=== PAGE ===

So it makes sense that some British greens worried sick today over global warming would hark back to the halcyon days of…1972. No, I’m not talking about the life of Austin Powers, just the average bloke, according to George Marshall:

The early 1970s marked the first time in Britain when people’s basic needs were largely met. Yes, there were still pockets of absolute poverty, but by and large, people were housed, fed, clothed, and in work. They had weekends off, annual holidays and spare cash for entertainment and leisure. It was not a time of great plenty ““ but of ample sufficiency.

What does that mean? Thursday was meat day? School kids had ring dings with their pp & J (okay that was my typical American lunch)? The little urchins had enough quarters for pinball (yeah, me again). Cause I gotta tell ya, I’m not pining for my mother’s Oldsmobile Cutlass, though I’m sure all the leaded gasoline fumes I inhaled from the every other day trip to the gas station to fill up the tank did wonders for my growing brain.

Well, whatever your lovely life was like (if you were around then), Marshall’s point is this:

For every sector, the figures tell the same story ““ had we chosen to keep that standard of living and applied our ingenuity to making it better, fairer and more efficient, we would not now be facing catastrophic climate change.

Wait, I thought that 2010 was infinitely better, fairer, and more efficient than the early 1970s? (Then again, it seems like a week didn’t go by in the 1980s when I didn’t hear my my grandfather lament, “They don’t make things the way they used to.”)

But don’t take my word for it. Read this poignant reminisce from Shaun about those good old days. It was her post that triggered my own trip down memory lane.

What’s your fond remembrances of that quaint, contented era?

21 Responses to “Those Were the Days”

  1. harrywr2 says:

    Ohh yes, the contented 1970’s.
    We had race riots.
    One only needed to wipe ones nose with a white handkerchief to determine the air was filthy.
    Smokestack industry was booming and one could actually see the black smoke of progress and prosperity.
    The easiest way to tune a carburetor was to turn it rich until black smoke poured out the tailpipe and then 1/4 turn lean to ‘just right’.
    Rivers so polluted they could be set on fire.
    The there was that first father-son project in November 1962. Building a ‘fort’ out of concrete block in our basement and moving all of our canned food into the fort and filling every container we could find with water.
     
    Ohh yes, the past was so much better, if you didn’t gag on the air, the water would surely poison you, and if you managed to survive that there was always the possibility that some glorious leader would decide that playing thermonuclear war would be a fun thing to do today.

===

## PROBLEM TO SOLVE
Turn the paragraph of the blog post above that begins "The early 1970s marked the first time" into a short bulleted list of its main facts.

=== DATA PROVIDED ===

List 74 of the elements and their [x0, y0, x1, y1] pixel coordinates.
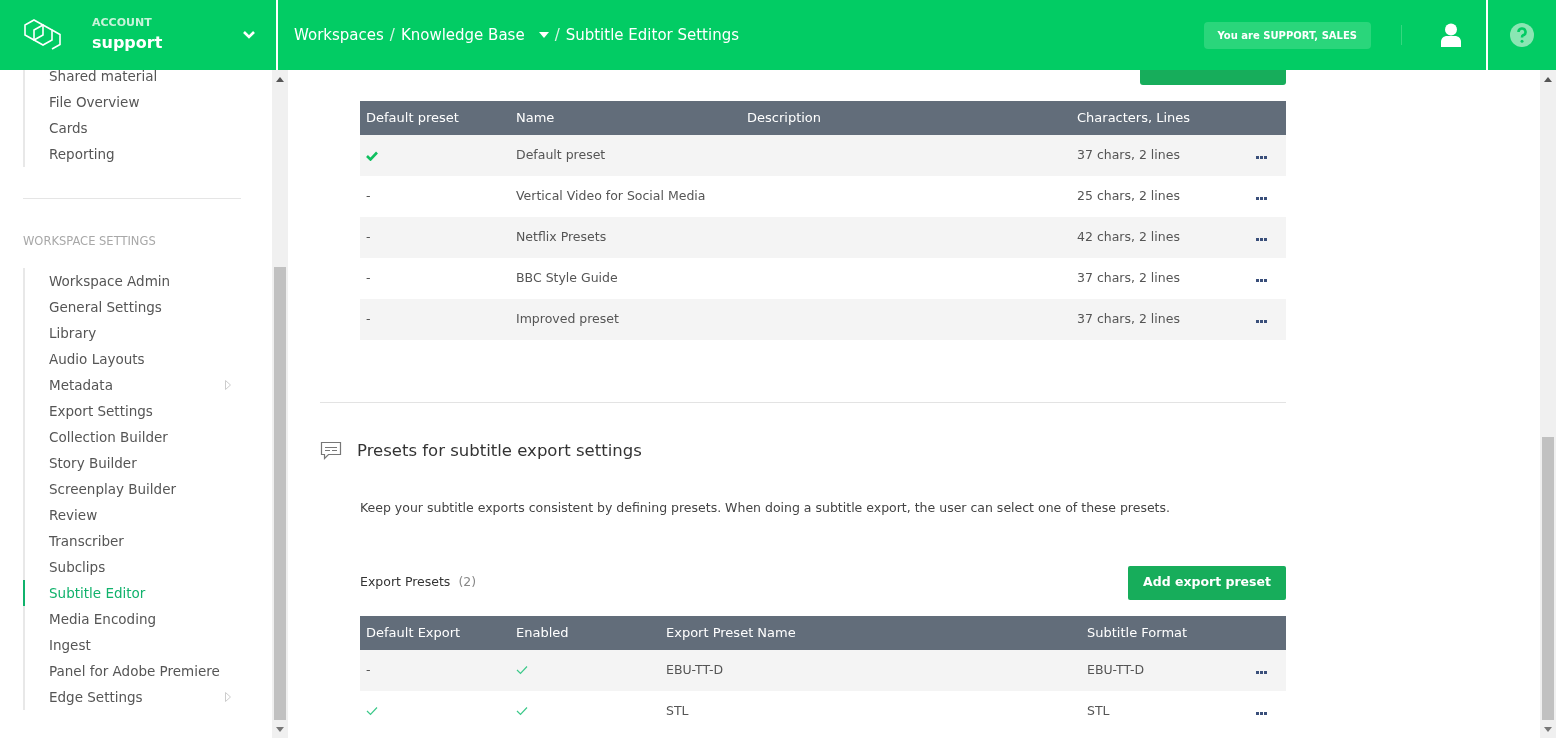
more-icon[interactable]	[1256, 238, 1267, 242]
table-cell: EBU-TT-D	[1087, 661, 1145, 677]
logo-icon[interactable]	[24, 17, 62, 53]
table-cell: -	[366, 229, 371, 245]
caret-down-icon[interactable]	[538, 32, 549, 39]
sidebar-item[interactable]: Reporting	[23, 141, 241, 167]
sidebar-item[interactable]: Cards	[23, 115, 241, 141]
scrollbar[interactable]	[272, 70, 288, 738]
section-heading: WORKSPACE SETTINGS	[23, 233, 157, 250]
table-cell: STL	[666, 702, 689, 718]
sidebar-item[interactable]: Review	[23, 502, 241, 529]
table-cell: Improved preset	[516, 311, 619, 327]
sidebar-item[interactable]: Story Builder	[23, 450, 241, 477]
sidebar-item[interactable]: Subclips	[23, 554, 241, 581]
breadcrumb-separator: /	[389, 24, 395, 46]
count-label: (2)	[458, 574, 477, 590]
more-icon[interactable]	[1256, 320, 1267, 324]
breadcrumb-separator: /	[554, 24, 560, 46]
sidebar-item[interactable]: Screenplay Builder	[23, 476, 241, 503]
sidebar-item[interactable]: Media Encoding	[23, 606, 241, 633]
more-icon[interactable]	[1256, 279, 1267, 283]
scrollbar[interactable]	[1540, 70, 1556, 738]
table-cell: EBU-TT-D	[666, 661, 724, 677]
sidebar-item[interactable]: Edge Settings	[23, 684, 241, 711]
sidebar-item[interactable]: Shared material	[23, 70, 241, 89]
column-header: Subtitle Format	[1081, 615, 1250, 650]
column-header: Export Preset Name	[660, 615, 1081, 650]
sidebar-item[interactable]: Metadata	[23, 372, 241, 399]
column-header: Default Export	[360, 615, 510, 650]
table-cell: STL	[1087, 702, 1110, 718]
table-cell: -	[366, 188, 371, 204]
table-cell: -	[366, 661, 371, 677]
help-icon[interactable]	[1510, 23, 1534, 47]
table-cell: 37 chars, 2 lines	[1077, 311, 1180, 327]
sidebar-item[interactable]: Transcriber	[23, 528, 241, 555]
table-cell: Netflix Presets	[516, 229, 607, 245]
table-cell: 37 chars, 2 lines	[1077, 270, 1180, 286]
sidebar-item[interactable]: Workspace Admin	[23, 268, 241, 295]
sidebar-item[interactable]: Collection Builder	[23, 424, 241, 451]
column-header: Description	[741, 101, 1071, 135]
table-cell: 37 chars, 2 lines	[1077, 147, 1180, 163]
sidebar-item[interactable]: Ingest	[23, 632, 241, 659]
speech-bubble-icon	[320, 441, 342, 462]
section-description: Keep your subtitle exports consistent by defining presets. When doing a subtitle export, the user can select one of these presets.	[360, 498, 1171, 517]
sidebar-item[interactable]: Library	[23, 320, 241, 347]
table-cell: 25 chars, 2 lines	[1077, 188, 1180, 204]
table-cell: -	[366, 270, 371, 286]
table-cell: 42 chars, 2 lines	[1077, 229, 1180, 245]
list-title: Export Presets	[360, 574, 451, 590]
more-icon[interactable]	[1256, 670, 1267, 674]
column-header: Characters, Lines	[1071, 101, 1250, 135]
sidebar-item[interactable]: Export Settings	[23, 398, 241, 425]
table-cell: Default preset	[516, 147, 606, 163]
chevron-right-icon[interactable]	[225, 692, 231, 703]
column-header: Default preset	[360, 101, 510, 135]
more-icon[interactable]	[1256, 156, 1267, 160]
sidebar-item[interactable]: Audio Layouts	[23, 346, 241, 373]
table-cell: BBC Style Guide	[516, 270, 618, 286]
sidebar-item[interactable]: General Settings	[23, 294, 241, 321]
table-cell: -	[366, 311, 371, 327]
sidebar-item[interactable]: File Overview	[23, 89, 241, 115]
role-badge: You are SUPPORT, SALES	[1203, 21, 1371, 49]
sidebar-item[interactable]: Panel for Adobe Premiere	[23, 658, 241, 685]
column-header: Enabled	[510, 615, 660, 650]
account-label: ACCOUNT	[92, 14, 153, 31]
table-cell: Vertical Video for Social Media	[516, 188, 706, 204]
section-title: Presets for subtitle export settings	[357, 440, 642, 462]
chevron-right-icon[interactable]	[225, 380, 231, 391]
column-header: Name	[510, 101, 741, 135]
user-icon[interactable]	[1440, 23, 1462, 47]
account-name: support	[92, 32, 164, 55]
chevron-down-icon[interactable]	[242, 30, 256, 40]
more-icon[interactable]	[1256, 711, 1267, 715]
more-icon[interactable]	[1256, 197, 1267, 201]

===

## RESULT OF THE TASK
- The early 1970s were the first time in Britain that people's basic needs were largely met.
- Some pockets of absolute poverty remained.
- Most people had housing, food, clothing and work.
- People had weekends off, annual holidays and spare cash for entertainment and leisure.
- It was a time of ample sufficiency rather than great plenty.